***** Texto de lectura
Ayer vi la miniserie de Netflix titulada “Unorthodox”. En tan solo cuatro capítulos de aproximadamente unos cincuenta minutos de duración, se nos cuenta la historia de Esty, una joven judía que vive en Williamsburg, una comunidad judía ultraortodoxa (en concreto, son jasídicos) afincada en el barrio de Brooklyn, lugar del que decide huir sin dar explicación como consecuencia del ambiente opresivo que la anula por completo. Un matrimonio concertado, la prohibición de dedicarse a cualquier actividad que no sea el cuidado de la casa (ni siquiera se permite a las mujeres leer el Talmud), la presión de la comunidad para que se quede embarazada (porque es su “misión”) y la incapacidad total para tomar decisiones sobre su vida, son algunas de las razones que se le muestran al espectador como elementos de un contexto religioso sin duda alguna asfixiante.
Con la ayuda de su clandestina profesora de piano, a la que conoce porque es la inquilina de su padre, Esty decide poner rumbo a Berlín. Allí se encontrará con un grupo de amigos que estudian música en el conservatorio y con los que, rápidamente, entabla relación. Del frío mundo ultraortodoxo, marcado por sus rigurosos rituales, la omnipresencia de la comunidad y la desposesión total de la libertad individual, pasamos ahora a la vorágine del mundo moderno. Se trata de jóvenes desenfadados, que hacen relativamente lo que quieren y que saborean la vida más allá de las imposiciones dadas por el grupo. Si antes Esty vivía rodeada de límites y prohibiciones, ahora es la absoluta libertad, el amplio abanico de opciones, el horizonte al que deberá hacer frente. Sobre los acontencimientos en concreto, no vamos a entrar en excesivos detalles o comentar el desarrollo de los otros personajes (sin duda, totalmente secundarios). Evitaremos en la medida de lo posible los spoilers.
**********
• **Ejercicios**
A: Indica si cada afirmación concuerda con el texto sobre «Unorthodox» y responde sí o no, citando literalmente las palabras del texto que lo deciden: (i) La miniserie consta de cuatro capítulos. (ii) Esty conoce a su profesora de piano en el conservatorio de Berlín. (iii) A las mujeres de la comunidad se les permite leer el Talmud.
B: Por favor, duplica sin cambios el pasaje del texto sobre «Unorthodox» que empieza con "Ayer vi la miniserie" y sigue hasta "duda alguna asfixiante.".
Los registros proceden de otra fuente.
***** Datos aportados
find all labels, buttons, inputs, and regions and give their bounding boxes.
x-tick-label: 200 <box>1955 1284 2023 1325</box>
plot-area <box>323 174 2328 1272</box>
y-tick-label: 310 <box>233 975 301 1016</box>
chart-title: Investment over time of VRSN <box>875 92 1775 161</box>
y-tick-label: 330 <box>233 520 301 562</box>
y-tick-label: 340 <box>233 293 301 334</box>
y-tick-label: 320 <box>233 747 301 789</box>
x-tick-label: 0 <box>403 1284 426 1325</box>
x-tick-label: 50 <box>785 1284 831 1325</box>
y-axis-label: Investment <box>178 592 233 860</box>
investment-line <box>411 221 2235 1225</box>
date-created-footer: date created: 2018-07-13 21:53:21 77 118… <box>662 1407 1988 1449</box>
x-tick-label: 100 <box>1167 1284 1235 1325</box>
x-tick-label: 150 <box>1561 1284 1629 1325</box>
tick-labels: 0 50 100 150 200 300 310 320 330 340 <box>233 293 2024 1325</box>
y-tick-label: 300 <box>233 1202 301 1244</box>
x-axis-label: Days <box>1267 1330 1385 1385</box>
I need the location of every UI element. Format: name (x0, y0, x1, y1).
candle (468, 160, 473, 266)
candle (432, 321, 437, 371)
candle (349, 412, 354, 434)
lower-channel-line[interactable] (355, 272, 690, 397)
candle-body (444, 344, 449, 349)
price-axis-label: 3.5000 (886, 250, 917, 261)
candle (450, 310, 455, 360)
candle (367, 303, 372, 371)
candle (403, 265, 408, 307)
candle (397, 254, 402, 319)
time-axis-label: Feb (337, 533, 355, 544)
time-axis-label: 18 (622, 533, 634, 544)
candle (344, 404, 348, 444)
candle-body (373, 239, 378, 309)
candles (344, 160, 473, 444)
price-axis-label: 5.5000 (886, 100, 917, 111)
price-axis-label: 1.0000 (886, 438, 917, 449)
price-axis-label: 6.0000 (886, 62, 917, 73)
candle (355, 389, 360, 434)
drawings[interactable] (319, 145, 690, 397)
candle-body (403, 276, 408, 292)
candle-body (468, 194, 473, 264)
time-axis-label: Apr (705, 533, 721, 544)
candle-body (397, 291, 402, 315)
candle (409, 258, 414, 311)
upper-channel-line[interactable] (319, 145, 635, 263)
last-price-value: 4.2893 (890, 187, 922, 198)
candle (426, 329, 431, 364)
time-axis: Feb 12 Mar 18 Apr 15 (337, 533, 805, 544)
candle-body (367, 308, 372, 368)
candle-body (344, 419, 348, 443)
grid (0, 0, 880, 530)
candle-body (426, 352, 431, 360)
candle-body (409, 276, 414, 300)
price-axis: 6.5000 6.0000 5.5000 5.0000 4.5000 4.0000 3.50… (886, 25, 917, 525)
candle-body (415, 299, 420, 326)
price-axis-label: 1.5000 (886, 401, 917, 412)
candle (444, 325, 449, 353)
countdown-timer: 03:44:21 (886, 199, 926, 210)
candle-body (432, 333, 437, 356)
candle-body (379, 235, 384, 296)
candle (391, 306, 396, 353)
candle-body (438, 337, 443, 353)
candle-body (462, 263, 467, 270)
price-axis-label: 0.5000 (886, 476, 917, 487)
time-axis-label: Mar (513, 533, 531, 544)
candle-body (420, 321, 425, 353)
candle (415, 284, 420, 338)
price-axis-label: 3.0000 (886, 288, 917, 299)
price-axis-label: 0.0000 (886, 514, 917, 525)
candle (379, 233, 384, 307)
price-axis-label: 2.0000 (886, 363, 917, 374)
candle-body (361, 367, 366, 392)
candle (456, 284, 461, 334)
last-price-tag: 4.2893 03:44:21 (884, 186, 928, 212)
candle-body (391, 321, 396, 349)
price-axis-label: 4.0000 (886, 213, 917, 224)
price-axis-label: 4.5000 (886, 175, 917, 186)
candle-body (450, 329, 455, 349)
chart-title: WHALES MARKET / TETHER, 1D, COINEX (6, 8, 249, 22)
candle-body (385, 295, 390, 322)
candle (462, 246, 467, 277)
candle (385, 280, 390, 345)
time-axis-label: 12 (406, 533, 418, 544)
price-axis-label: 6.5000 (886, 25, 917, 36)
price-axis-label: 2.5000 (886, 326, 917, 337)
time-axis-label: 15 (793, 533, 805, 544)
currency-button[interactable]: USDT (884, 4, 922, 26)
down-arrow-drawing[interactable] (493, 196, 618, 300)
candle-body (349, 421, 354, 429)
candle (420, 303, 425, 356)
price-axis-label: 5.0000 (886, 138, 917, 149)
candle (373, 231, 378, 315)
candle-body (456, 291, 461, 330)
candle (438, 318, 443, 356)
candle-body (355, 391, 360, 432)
**********
• **Respuestas en orden**
A:
(i) Sí: «En tan solo cuatro capítulos de aproximadamente unos cincuenta minutos de duración».
(ii) No: «a la que conoce porque es la inquilina de su padre».
(iii) No: «ni siquiera se permite a las mujeres leer el Talmud».

B:
Ayer vi la miniserie de Netflix titulada “Unorthodox”. En tan solo cuatro capítulos de aproximadamente unos cincuenta minutos de duración, se nos cuenta la historia de Esty, una joven judía que vive en Williamsburg, una comunidad judía ultraortodoxa (en concreto, son jasídicos) afincada en el barrio de Brooklyn, lugar del que decide huir sin dar explicación como consecuencia del ambiente opresivo que la anula por completo. Un matrimonio concertado, la prohibición de dedicarse a cualquier actividad que no sea el cuidado de la casa (ni siquiera se permite a las mujeres leer el Talmud), la presión de la comunidad para que se quede embarazada (porque es su “misión”) y la incapacidad total para tomar decisiones sobre su vida, son algunas de las razones que se le muestran al espectador como elementos de un contexto religioso sin duda alguna asfixiante.